[Data records]

------------------------------------------------

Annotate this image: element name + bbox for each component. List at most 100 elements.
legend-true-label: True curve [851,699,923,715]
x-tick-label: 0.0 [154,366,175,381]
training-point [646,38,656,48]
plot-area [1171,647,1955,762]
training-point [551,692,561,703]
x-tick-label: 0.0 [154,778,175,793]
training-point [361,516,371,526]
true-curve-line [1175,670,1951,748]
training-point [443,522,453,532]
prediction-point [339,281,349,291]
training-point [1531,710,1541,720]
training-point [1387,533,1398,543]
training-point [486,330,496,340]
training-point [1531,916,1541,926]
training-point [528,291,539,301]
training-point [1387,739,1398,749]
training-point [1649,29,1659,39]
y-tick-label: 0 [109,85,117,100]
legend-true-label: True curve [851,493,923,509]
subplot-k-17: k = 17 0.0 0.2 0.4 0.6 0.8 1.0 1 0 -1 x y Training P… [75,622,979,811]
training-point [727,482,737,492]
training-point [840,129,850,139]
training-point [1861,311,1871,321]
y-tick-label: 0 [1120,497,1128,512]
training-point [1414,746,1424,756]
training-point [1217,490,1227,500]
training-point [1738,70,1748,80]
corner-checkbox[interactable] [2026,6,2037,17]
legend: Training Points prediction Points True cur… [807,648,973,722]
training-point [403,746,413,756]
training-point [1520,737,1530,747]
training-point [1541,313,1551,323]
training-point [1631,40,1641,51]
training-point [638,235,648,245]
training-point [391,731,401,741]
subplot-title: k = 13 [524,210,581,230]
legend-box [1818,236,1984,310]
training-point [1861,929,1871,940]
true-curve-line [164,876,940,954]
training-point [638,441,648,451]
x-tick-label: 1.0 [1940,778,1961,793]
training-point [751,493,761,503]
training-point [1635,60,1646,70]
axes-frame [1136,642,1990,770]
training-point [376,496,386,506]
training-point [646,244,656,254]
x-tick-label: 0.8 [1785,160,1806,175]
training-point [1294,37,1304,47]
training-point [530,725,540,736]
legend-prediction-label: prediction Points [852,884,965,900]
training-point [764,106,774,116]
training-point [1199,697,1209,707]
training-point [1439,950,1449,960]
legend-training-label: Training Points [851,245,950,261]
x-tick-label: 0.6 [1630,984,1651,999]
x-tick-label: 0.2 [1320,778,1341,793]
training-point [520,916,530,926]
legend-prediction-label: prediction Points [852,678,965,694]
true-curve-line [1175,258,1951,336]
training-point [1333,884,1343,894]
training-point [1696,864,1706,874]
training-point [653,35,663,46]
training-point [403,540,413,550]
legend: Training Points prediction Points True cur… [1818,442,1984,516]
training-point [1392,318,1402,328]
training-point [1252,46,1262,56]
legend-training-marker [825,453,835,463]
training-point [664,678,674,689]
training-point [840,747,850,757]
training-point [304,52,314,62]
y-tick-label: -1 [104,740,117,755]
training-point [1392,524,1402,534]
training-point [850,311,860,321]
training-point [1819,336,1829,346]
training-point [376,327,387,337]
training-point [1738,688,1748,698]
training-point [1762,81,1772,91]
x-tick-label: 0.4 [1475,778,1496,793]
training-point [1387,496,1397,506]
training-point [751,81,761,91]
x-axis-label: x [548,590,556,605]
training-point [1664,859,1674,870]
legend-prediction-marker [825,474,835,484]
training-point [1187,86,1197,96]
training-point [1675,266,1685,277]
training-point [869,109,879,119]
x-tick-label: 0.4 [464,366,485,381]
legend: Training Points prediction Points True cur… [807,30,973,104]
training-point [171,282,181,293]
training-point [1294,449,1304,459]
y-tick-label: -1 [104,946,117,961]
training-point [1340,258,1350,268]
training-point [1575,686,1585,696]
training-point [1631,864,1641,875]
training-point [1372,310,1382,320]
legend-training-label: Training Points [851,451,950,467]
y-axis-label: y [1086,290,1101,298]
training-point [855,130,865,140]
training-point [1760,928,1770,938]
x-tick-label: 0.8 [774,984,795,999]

------------------------------------------------

Set down every one of the entries above verbatim, in the same order, changing nothing.

> _Correct output_:
Annotate this image: element name + bbox for each component. List at most 100 elements.
legend-true-label: True curve [851,699,923,715]
x-tick-label: 0.0 [154,366,175,381]
training-point [646,38,656,48]
plot-area [1171,647,1955,762]
training-point [551,692,561,703]
x-tick-label: 0.0 [154,778,175,793]
training-point [361,516,371,526]
true-curve-line [1175,670,1951,748]
training-point [443,522,453,532]
prediction-point [339,281,349,291]
training-point [1531,710,1541,720]
training-point [1387,533,1398,543]
training-point [486,330,496,340]
training-point [1531,916,1541,926]
training-point [528,291,539,301]
training-point [1387,739,1398,749]
training-point [1649,29,1659,39]
y-tick-label: 0 [109,85,117,100]
legend-true-label: True curve [851,493,923,509]
subplot-k-17: k = 17 0.0 0.2 0.4 0.6 0.8 1.0 1 0 -1 x y Training P… [75,622,979,811]
training-point [727,482,737,492]
training-point [840,129,850,139]
training-point [1861,311,1871,321]
y-tick-label: 0 [1120,497,1128,512]
training-point [1414,746,1424,756]
training-point [1217,490,1227,500]
training-point [1738,70,1748,80]
corner-checkbox[interactable] [2026,6,2037,17]
legend: Training Points prediction Points True cur… [807,648,973,722]
training-point [403,746,413,756]
training-point [1520,737,1530,747]
training-point [1541,313,1551,323]
training-point [1631,40,1641,51]
training-point [638,235,648,245]
training-point [391,731,401,741]
subplot-title: k = 13 [524,210,581,230]
legend-box [1818,236,1984,310]
training-point [1861,929,1871,940]
true-curve-line [164,876,940,954]
training-point [638,441,648,451]
x-tick-label: 1.0 [1940,778,1961,793]
training-point [751,493,761,503]
training-point [1635,60,1646,70]
axes-frame [1136,642,1990,770]
training-point [376,496,386,506]
training-point [646,244,656,254]
x-tick-label: 0.8 [1785,160,1806,175]
training-point [1294,37,1304,47]
training-point [530,725,540,736]
legend-prediction-label: prediction Points [852,884,965,900]
training-point [764,106,774,116]
training-point [1199,697,1209,707]
training-point [1439,950,1449,960]
legend-training-label: Training Points [851,245,950,261]
x-tick-label: 0.6 [1630,984,1651,999]
x-tick-label: 0.2 [1320,778,1341,793]
training-point [520,916,530,926]
legend-prediction-label: prediction Points [852,678,965,694]
true-curve-line [1175,258,1951,336]
training-point [1333,884,1343,894]
training-point [1696,864,1706,874]
training-point [653,35,663,46]
training-point [403,540,413,550]
legend: Training Points prediction Points True cur… [1818,442,1984,516]
training-point [1392,318,1402,328]
training-point [1252,46,1262,56]
legend-training-marker [825,453,835,463]
training-point [664,678,674,689]
training-point [840,747,850,757]
training-point [304,52,314,62]
y-tick-label: -1 [104,740,117,755]
training-point [1392,524,1402,534]
training-point [850,311,860,321]
training-point [1819,336,1829,346]
training-point [376,327,387,337]
training-point [1738,688,1748,698]
training-point [1762,81,1772,91]
x-tick-label: 0.4 [1475,778,1496,793]
training-point [1387,496,1397,506]
training-point [751,81,761,91]
x-axis-label: x [548,590,556,605]
training-point [1664,859,1674,870]
legend-prediction-marker [825,474,835,484]
training-point [1187,86,1197,96]
training-point [1675,266,1685,277]
training-point [869,109,879,119]
x-tick-label: 0.4 [464,366,485,381]
legend: Training Points prediction Points True cur… [807,30,973,104]
training-point [171,282,181,293]
training-point [1294,449,1304,459]
y-tick-label: -1 [104,946,117,961]
training-point [1340,258,1350,268]
training-point [1575,686,1585,696]
training-point [1631,864,1641,875]
training-point [1372,310,1382,320]
legend-training-label: Training Points [851,451,950,467]
y-axis-label: y [1086,290,1101,298]
training-point [855,130,865,140]
training-point [1760,928,1770,938]
x-tick-label: 0.8 [774,984,795,999]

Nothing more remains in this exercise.